Required work:
Copy every record below, exactly as written.

Provided data:
========
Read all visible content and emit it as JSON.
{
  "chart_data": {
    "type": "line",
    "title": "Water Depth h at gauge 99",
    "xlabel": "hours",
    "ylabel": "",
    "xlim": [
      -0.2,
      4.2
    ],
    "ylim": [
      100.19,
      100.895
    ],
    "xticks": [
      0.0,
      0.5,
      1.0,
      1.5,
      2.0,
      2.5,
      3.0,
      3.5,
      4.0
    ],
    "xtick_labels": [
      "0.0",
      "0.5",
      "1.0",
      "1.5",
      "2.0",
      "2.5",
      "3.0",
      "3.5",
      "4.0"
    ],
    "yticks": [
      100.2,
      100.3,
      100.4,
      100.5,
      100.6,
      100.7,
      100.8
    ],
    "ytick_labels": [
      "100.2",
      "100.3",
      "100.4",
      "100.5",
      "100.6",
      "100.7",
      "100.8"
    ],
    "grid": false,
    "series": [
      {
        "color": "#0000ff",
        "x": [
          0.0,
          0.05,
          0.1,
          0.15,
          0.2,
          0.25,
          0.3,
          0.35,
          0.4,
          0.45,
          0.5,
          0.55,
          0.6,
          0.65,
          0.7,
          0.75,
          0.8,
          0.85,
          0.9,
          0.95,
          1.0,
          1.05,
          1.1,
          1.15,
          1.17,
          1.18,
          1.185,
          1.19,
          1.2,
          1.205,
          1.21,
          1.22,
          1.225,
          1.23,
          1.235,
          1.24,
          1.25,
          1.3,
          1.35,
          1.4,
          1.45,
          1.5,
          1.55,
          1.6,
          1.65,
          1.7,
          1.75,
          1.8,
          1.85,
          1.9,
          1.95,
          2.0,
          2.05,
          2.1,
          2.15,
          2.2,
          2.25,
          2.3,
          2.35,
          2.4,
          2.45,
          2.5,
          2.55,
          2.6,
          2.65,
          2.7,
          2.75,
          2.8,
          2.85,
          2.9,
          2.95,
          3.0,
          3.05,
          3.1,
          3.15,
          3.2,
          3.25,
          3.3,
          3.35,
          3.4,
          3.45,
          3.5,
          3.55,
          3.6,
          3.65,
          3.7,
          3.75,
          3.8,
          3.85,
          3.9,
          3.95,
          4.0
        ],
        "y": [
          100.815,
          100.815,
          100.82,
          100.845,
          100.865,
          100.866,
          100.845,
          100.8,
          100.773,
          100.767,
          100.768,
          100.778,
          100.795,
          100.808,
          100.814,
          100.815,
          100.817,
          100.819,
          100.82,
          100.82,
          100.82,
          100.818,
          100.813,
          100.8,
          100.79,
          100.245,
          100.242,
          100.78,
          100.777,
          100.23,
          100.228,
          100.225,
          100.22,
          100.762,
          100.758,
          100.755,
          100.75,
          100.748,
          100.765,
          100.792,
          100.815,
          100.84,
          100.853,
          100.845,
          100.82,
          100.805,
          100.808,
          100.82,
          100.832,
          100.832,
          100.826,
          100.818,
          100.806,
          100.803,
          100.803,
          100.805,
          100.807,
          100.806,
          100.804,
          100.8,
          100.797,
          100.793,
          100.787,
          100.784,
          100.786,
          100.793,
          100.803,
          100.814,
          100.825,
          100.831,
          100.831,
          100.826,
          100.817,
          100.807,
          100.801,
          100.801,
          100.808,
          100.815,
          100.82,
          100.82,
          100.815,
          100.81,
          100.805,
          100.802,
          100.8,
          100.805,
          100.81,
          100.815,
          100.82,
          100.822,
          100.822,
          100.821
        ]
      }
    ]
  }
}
========
Final result:
Read all visible content and emit it as JSON.
{
  "chart_data": {
    "type": "line",
    "title": "Water Depth h at gauge 99",
    "xlabel": "hours",
    "ylabel": "",
    "xlim": [
      -0.2,
      4.2
    ],
    "ylim": [
      100.19,
      100.895
    ],
    "xticks": [
      0.0,
      0.5,
      1.0,
      1.5,
      2.0,
      2.5,
      3.0,
      3.5,
      4.0
    ],
    "xtick_labels": [
      "0.0",
      "0.5",
      "1.0",
      "1.5",
      "2.0",
      "2.5",
      "3.0",
      "3.5",
      "4.0"
    ],
    "yticks": [
      100.2,
      100.3,
      100.4,
      100.5,
      100.6,
      100.7,
      100.8
    ],
    "ytick_labels": [
      "100.2",
      "100.3",
      "100.4",
      "100.5",
      "100.6",
      "100.7",
      "100.8"
    ],
    "grid": false,
    "series": [
      {
        "color": "#0000ff",
        "x": [
          0.0,
          0.05,
          0.1,
          0.15,
          0.2,
          0.25,
          0.3,
          0.35,
          0.4,
          0.45,
          0.5,
          0.55,
          0.6,
          0.65,
          0.7,
          0.75,
          0.8,
          0.85,
          0.9,
          0.95,
          1.0,
          1.05,
          1.1,
          1.15,
          1.17,
          1.18,
          1.185,
          1.19,
          1.2,
          1.205,
          1.21,
          1.22,
          1.225,
          1.23,
          1.235,
          1.24,
          1.25,
          1.3,
          1.35,
          1.4,
          1.45,
          1.5,
          1.55,
          1.6,
          1.65,
          1.7,
          1.75,
          1.8,
          1.85,
          1.9,
          1.95,
          2.0,
          2.05,
          2.1,
          2.15,
          2.2,
          2.25,
          2.3,
          2.35,
          2.4,
          2.45,
          2.5,
          2.55,
          2.6,
          2.65,
          2.7,
          2.75,
          2.8,
          2.85,
          2.9,
          2.95,
          3.0,
          3.05,
          3.1,
          3.15,
          3.2,
          3.25,
          3.3,
          3.35,
          3.4,
          3.45,
          3.5,
          3.55,
          3.6,
          3.65,
          3.7,
          3.75,
          3.8,
          3.85,
          3.9,
          3.95,
          4.0
        ],
        "y": [
          100.815,
          100.815,
          100.82,
          100.845,
          100.865,
          100.866,
          100.845,
          100.8,
          100.773,
          100.767,
          100.768,
          100.778,
          100.795,
          100.808,
          100.814,
          100.815,
          100.817,
          100.819,
          100.82,
          100.82,
          100.82,
          100.818,
          100.813,
          100.8,
          100.79,
          100.245,
          100.242,
          100.78,
          100.777,
          100.23,
          100.228,
          100.225,
          100.22,
          100.762,
          100.758,
          100.755,
          100.75,
          100.748,
          100.765,
          100.792,
          100.815,
          100.84,
          100.853,
          100.845,
          100.82,
          100.805,
          100.808,
          100.82,
          100.832,
          100.832,
          100.826,
          100.818,
          100.806,
          100.803,
          100.803,
          100.805,
          100.807,
          100.806,
          100.804,
          100.8,
          100.797,
          100.793,
          100.787,
          100.784,
          100.786,
          100.793,
          100.803,
          100.814,
          100.825,
          100.831,
          100.831,
          100.826,
          100.817,
          100.807,
          100.801,
          100.801,
          100.808,
          100.815,
          100.82,
          100.82,
          100.815,
          100.81,
          100.805,
          100.802,
          100.8,
          100.805,
          100.81,
          100.815,
          100.82,
          100.822,
          100.822,
          100.821
        ]
      }
    ]
  }
}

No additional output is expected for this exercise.